Stored records →
--- --- ---

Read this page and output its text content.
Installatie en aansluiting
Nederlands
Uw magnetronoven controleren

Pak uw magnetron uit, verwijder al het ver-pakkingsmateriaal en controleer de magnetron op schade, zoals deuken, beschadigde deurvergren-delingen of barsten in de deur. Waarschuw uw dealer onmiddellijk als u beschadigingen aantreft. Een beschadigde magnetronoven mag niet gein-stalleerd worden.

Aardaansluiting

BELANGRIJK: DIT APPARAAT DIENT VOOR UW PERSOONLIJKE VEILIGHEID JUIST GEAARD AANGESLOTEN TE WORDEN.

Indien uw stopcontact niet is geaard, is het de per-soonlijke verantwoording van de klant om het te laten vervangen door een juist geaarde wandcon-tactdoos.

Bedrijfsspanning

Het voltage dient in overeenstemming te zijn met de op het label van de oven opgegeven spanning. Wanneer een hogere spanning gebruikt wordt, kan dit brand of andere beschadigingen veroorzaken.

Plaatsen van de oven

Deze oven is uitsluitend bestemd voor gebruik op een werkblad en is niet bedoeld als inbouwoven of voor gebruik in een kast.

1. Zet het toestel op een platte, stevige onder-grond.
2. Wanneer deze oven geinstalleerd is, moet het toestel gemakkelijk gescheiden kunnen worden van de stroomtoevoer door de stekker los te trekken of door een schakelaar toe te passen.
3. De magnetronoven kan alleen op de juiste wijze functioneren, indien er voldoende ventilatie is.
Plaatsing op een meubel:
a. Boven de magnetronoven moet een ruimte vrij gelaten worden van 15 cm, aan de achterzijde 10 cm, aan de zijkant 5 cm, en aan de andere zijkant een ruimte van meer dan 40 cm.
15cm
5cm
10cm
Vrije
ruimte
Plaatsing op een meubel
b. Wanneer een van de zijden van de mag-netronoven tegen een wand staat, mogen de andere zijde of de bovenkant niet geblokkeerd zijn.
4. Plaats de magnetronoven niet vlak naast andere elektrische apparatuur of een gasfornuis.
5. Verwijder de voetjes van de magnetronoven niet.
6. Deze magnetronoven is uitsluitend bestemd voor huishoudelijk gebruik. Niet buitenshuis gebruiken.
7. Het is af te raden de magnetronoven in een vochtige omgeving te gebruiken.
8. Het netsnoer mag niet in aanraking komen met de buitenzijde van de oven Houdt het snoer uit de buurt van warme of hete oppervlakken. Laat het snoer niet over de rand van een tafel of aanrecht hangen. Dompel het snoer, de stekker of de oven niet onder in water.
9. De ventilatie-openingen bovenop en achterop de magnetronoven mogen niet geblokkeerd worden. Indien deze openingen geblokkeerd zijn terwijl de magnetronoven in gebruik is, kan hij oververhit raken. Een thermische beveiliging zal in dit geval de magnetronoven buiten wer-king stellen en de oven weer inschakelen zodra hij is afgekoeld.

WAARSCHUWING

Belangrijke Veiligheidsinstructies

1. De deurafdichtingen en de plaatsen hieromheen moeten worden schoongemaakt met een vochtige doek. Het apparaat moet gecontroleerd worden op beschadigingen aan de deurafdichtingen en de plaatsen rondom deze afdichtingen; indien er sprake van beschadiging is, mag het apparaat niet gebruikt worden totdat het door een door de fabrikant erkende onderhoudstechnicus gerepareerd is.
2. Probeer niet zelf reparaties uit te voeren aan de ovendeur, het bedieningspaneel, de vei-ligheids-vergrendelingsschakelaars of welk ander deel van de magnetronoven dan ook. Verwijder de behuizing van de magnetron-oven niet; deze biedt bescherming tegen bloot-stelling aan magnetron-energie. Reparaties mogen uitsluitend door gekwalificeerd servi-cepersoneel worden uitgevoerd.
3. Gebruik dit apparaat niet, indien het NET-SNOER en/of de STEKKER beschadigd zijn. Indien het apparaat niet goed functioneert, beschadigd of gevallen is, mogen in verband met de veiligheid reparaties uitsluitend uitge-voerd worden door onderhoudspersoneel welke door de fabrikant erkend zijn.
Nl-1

--- --- ---

Problem to solve → Repeat the data exactly. Leave nothing out.

The result →
Read this page and output its text content.
Installatie en aansluiting
Nederlands
Uw magnetronoven controleren

Pak uw magnetron uit, verwijder al het ver-pakkingsmateriaal en controleer de magnetron op schade, zoals deuken, beschadigde deurvergren-delingen of barsten in de deur. Waarschuw uw dealer onmiddellijk als u beschadigingen aantreft. Een beschadigde magnetronoven mag niet gein-stalleerd worden.

Aardaansluiting

BELANGRIJK: DIT APPARAAT DIENT VOOR UW PERSOONLIJKE VEILIGHEID JUIST GEAARD AANGESLOTEN TE WORDEN.

Indien uw stopcontact niet is geaard, is het de per-soonlijke verantwoording van de klant om het te laten vervangen door een juist geaarde wandcon-tactdoos.

Bedrijfsspanning

Het voltage dient in overeenstemming te zijn met de op het label van de oven opgegeven spanning. Wanneer een hogere spanning gebruikt wordt, kan dit brand of andere beschadigingen veroorzaken.

Plaatsen van de oven

Deze oven is uitsluitend bestemd voor gebruik op een werkblad en is niet bedoeld als inbouwoven of voor gebruik in een kast.

1. Zet het toestel op een platte, stevige onder-grond.
2. Wanneer deze oven geinstalleerd is, moet het toestel gemakkelijk gescheiden kunnen worden van de stroomtoevoer door de stekker los te trekken of door een schakelaar toe te passen.
3. De magnetronoven kan alleen op de juiste wijze functioneren, indien er voldoende ventilatie is.
Plaatsing op een meubel:
a. Boven de magnetronoven moet een ruimte vrij gelaten worden van 15 cm, aan de achterzijde 10 cm, aan de zijkant 5 cm, en aan de andere zijkant een ruimte van meer dan 40 cm.
15cm
5cm
10cm
Vrije
ruimte
Plaatsing op een meubel
b. Wanneer een van de zijden van de mag-netronoven tegen een wand staat, mogen de andere zijde of de bovenkant niet geblokkeerd zijn.
4. Plaats de magnetronoven niet vlak naast andere elektrische apparatuur of een gasfornuis.
5. Verwijder de voetjes van de magnetronoven niet.
6. Deze magnetronoven is uitsluitend bestemd voor huishoudelijk gebruik. Niet buitenshuis gebruiken.
7. Het is af te raden de magnetronoven in een vochtige omgeving te gebruiken.
8. Het netsnoer mag niet in aanraking komen met de buitenzijde van de oven Houdt het snoer uit de buurt van warme of hete oppervlakken. Laat het snoer niet over de rand van een tafel of aanrecht hangen. Dompel het snoer, de stekker of de oven niet onder in water.
9. De ventilatie-openingen bovenop en achterop de magnetronoven mogen niet geblokkeerd worden. Indien deze openingen geblokkeerd zijn terwijl de magnetronoven in gebruik is, kan hij oververhit raken. Een thermische beveiliging zal in dit geval de magnetronoven buiten wer-king stellen en de oven weer inschakelen zodra hij is afgekoeld.

WAARSCHUWING

Belangrijke Veiligheidsinstructies

1. De deurafdichtingen en de plaatsen hieromheen moeten worden schoongemaakt met een vochtige doek. Het apparaat moet gecontroleerd worden op beschadigingen aan de deurafdichtingen en de plaatsen rondom deze afdichtingen; indien er sprake van beschadiging is, mag het apparaat niet gebruikt worden totdat het door een door de fabrikant erkende onderhoudstechnicus gerepareerd is.
2. Probeer niet zelf reparaties uit te voeren aan de ovendeur, het bedieningspaneel, de vei-ligheids-vergrendelingsschakelaars of welk ander deel van de magnetronoven dan ook. Verwijder de behuizing van de magnetron-oven niet; deze biedt bescherming tegen bloot-stelling aan magnetron-energie. Reparaties mogen uitsluitend door gekwalificeerd servi-cepersoneel worden uitgevoerd.
3. Gebruik dit apparaat niet, indien het NET-SNOER en/of de STEKKER beschadigd zijn. Indien het apparaat niet goed functioneert, beschadigd of gevallen is, mogen in verband met de veiligheid reparaties uitsluitend uitge-voerd worden door onderhoudspersoneel welke door de fabrikant erkend zijn.
Nl-1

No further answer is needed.